Reproduce all entries verbatim, with nothing added or dropped.

Data records
:::::

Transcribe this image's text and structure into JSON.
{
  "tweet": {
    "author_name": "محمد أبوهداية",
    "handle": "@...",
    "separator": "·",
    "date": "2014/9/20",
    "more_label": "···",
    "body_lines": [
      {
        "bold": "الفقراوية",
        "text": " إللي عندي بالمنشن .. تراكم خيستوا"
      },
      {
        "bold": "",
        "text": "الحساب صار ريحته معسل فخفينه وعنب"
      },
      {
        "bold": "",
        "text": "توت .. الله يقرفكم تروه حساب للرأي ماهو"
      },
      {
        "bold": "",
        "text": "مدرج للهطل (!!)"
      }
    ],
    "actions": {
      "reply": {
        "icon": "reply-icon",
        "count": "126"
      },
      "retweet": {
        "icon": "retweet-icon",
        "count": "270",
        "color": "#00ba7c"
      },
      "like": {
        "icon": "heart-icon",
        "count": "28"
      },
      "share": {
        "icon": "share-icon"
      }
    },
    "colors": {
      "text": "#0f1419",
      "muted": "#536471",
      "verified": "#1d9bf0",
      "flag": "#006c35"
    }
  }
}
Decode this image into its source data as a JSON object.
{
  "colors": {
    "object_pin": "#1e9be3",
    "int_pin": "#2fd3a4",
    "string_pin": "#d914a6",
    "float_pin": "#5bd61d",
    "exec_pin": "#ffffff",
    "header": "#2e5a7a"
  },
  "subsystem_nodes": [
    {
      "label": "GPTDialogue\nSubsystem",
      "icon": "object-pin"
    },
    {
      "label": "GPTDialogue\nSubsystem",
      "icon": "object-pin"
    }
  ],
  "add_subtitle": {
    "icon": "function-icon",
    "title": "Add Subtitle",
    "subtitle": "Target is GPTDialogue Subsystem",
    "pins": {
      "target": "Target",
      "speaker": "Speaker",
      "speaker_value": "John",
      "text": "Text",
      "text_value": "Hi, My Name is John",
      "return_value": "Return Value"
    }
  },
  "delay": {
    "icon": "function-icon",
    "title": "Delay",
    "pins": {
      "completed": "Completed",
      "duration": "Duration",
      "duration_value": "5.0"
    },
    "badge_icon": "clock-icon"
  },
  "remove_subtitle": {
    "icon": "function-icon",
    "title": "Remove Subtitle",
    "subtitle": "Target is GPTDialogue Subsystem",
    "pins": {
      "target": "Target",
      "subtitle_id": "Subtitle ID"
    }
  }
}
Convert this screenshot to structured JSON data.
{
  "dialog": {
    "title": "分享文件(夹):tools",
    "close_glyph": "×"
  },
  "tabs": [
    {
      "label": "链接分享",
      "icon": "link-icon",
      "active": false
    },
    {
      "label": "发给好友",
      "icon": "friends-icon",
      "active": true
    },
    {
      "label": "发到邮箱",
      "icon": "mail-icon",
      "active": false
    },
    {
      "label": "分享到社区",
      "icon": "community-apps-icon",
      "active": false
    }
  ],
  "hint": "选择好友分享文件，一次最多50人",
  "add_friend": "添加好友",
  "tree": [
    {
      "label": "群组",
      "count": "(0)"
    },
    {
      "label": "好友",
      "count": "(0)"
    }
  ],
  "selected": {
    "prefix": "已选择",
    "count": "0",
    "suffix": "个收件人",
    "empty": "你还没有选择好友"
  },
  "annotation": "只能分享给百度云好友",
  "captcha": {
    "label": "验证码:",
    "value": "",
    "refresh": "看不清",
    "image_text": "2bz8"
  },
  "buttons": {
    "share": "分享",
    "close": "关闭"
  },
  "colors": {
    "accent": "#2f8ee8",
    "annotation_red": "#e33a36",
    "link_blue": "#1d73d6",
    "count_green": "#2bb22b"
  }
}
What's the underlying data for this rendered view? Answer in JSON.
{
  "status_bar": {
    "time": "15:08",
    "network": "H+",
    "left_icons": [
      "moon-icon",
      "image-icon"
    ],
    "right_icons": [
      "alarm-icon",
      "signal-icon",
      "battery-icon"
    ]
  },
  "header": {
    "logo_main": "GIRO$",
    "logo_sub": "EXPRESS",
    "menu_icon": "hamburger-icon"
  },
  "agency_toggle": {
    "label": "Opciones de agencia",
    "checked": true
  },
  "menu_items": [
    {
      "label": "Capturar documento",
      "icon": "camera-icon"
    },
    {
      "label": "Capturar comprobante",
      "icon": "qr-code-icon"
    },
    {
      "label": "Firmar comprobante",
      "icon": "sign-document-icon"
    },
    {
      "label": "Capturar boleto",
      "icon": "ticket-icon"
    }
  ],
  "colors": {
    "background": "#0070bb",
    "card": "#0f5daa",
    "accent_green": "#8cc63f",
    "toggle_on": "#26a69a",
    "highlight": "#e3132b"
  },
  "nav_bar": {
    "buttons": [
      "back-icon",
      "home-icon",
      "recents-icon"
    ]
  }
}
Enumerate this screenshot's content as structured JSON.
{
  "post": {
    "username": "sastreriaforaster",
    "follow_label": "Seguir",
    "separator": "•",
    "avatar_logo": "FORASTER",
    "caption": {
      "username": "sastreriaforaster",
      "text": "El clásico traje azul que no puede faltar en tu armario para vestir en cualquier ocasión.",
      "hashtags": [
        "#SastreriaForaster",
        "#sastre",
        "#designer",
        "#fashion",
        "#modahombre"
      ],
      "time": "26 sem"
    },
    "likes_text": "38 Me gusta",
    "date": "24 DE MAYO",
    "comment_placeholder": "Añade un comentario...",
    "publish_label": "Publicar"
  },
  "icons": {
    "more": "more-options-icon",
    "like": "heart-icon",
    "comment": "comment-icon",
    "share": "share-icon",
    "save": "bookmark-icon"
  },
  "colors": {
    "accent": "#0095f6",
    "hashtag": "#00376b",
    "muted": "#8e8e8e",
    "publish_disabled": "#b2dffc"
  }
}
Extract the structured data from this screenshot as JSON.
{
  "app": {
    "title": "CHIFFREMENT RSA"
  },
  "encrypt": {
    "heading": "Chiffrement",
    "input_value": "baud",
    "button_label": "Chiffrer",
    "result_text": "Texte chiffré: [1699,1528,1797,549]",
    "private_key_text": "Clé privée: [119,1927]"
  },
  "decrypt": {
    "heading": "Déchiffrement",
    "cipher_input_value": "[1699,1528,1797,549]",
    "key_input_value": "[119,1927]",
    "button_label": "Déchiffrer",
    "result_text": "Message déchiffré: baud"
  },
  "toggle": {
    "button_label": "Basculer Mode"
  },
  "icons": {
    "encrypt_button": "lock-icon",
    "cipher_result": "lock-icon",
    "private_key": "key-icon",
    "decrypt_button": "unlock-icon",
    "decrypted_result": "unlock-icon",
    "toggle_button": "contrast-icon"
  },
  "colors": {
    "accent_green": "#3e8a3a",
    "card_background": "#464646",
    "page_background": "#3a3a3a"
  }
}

:::::

» RESPONSE:
Transcribe this image's text and structure into JSON.
{
  "tweet": {
    "author_name": "محمد أبوهداية",
    "handle": "@...",
    "separator": "·",
    "date": "2014/9/20",
    "more_label": "···",
    "body_lines": [
      {
        "bold": "الفقراوية",
        "text": " إللي عندي بالمنشن .. تراكم خيستوا"
      },
      {
        "bold": "",
        "text": "الحساب صار ريحته معسل فخفينه وعنب"
      },
      {
        "bold": "",
        "text": "توت .. الله يقرفكم تروه حساب للرأي ماهو"
      },
      {
        "bold": "",
        "text": "مدرج للهطل (!!)"
      }
    ],
    "actions": {
      "reply": {
        "icon": "reply-icon",
        "count": "126"
      },
      "retweet": {
        "icon": "retweet-icon",
        "count": "270",
        "color": "#00ba7c"
      },
      "like": {
        "icon": "heart-icon",
        "count": "28"
      },
      "share": {
        "icon": "share-icon"
      }
    },
    "colors": {
      "text": "#0f1419",
      "muted": "#536471",
      "verified": "#1d9bf0",
      "flag": "#006c35"
    }
  }
}
Decode this image into its source data as a JSON object.
{
  "colors": {
    "object_pin": "#1e9be3",
    "int_pin": "#2fd3a4",
    "string_pin": "#d914a6",
    "float_pin": "#5bd61d",
    "exec_pin": "#ffffff",
    "header": "#2e5a7a"
  },
  "subsystem_nodes": [
    {
      "label": "GPTDialogue\nSubsystem",
      "icon": "object-pin"
    },
    {
      "label": "GPTDialogue\nSubsystem",
      "icon": "object-pin"
    }
  ],
  "add_subtitle": {
    "icon": "function-icon",
    "title": "Add Subtitle",
    "subtitle": "Target is GPTDialogue Subsystem",
    "pins": {
      "target": "Target",
      "speaker": "Speaker",
      "speaker_value": "John",
      "text": "Text",
      "text_value": "Hi, My Name is John",
      "return_value": "Return Value"
    }
  },
  "delay": {
    "icon": "function-icon",
    "title": "Delay",
    "pins": {
      "completed": "Completed",
      "duration": "Duration",
      "duration_value": "5.0"
    },
    "badge_icon": "clock-icon"
  },
  "remove_subtitle": {
    "icon": "function-icon",
    "title": "Remove Subtitle",
    "subtitle": "Target is GPTDialogue Subsystem",
    "pins": {
      "target": "Target",
      "subtitle_id": "Subtitle ID"
    }
  }
}
Convert this screenshot to structured JSON data.
{
  "dialog": {
    "title": "分享文件(夹):tools",
    "close_glyph": "×"
  },
  "tabs": [
    {
      "label": "链接分享",
      "icon": "link-icon",
      "active": false
    },
    {
      "label": "发给好友",
      "icon": "friends-icon",
      "active": true
    },
    {
      "label": "发到邮箱",
      "icon": "mail-icon",
      "active": false
    },
    {
      "label": "分享到社区",
      "icon": "community-apps-icon",
      "active": false
    }
  ],
  "hint": "选择好友分享文件，一次最多50人",
  "add_friend": "添加好友",
  "tree": [
    {
      "label": "群组",
      "count": "(0)"
    },
    {
      "label": "好友",
      "count": "(0)"
    }
  ],
  "selected": {
    "prefix": "已选择",
    "count": "0",
    "suffix": "个收件人",
    "empty": "你还没有选择好友"
  },
  "annotation": "只能分享给百度云好友",
  "captcha": {
    "label": "验证码:",
    "value": "",
    "refresh": "看不清",
    "image_text": "2bz8"
  },
  "buttons": {
    "share": "分享",
    "close": "关闭"
  },
  "colors": {
    "accent": "#2f8ee8",
    "annotation_red": "#e33a36",
    "link_blue": "#1d73d6",
    "count_green": "#2bb22b"
  }
}
What's the underlying data for this rendered view? Answer in JSON.
{
  "status_bar": {
    "time": "15:08",
    "network": "H+",
    "left_icons": [
      "moon-icon",
      "image-icon"
    ],
    "right_icons": [
      "alarm-icon",
      "signal-icon",
      "battery-icon"
    ]
  },
  "header": {
    "logo_main": "GIRO$",
    "logo_sub": "EXPRESS",
    "menu_icon": "hamburger-icon"
  },
  "agency_toggle": {
    "label": "Opciones de agencia",
    "checked": true
  },
  "menu_items": [
    {
      "label": "Capturar documento",
      "icon": "camera-icon"
    },
    {
      "label": "Capturar comprobante",
      "icon": "qr-code-icon"
    },
    {
      "label": "Firmar comprobante",
      "icon": "sign-document-icon"
    },
    {
      "label": "Capturar boleto",
      "icon": "ticket-icon"
    }
  ],
  "colors": {
    "background": "#0070bb",
    "card": "#0f5daa",
    "accent_green": "#8cc63f",
    "toggle_on": "#26a69a",
    "highlight": "#e3132b"
  },
  "nav_bar": {
    "buttons": [
      "back-icon",
      "home-icon",
      "recents-icon"
    ]
  }
}
Enumerate this screenshot's content as structured JSON.
{
  "post": {
    "username": "sastreriaforaster",
    "follow_label": "Seguir",
    "separator": "•",
    "avatar_logo": "FORASTER",
    "caption": {
      "username": "sastreriaforaster",
      "text": "El clásico traje azul que no puede faltar en tu armario para vestir en cualquier ocasión.",
      "hashtags": [
        "#SastreriaForaster",
        "#sastre",
        "#designer",
        "#fashion",
        "#modahombre"
      ],
      "time": "26 sem"
    },
    "likes_text": "38 Me gusta",
    "date": "24 DE MAYO",
    "comment_placeholder": "Añade un comentario...",
    "publish_label": "Publicar"
  },
  "icons": {
    "more": "more-options-icon",
    "like": "heart-icon",
    "comment": "comment-icon",
    "share": "share-icon",
    "save": "bookmark-icon"
  },
  "colors": {
    "accent": "#0095f6",
    "hashtag": "#00376b",
    "muted": "#8e8e8e",
    "publish_disabled": "#b2dffc"
  }
}
Extract the structured data from this screenshot as JSON.
{
  "app": {
    "title": "CHIFFREMENT RSA"
  },
  "encrypt": {
    "heading": "Chiffrement",
    "input_value": "baud",
    "button_label": "Chiffrer",
    "result_text": "Texte chiffré: [1699,1528,1797,549]",
    "private_key_text": "Clé privée: [119,1927]"
  },
  "decrypt": {
    "heading": "Déchiffrement",
    "cipher_input_value": "[1699,1528,1797,549]",
    "key_input_value": "[119,1927]",
    "button_label": "Déchiffrer",
    "result_text": "Message déchiffré: baud"
  },
  "toggle": {
    "button_label": "Basculer Mode"
  },
  "icons": {
    "encrypt_button": "lock-icon",
    "cipher_result": "lock-icon",
    "private_key": "key-icon",
    "decrypt_button": "unlock-icon",
    "decrypted_result": "unlock-icon",
    "toggle_button": "contrast-icon"
  },
  "colors": {
    "accent_green": "#3e8a3a",
    "card_background": "#464646",
    "page_background": "#3a3a3a"
  }
}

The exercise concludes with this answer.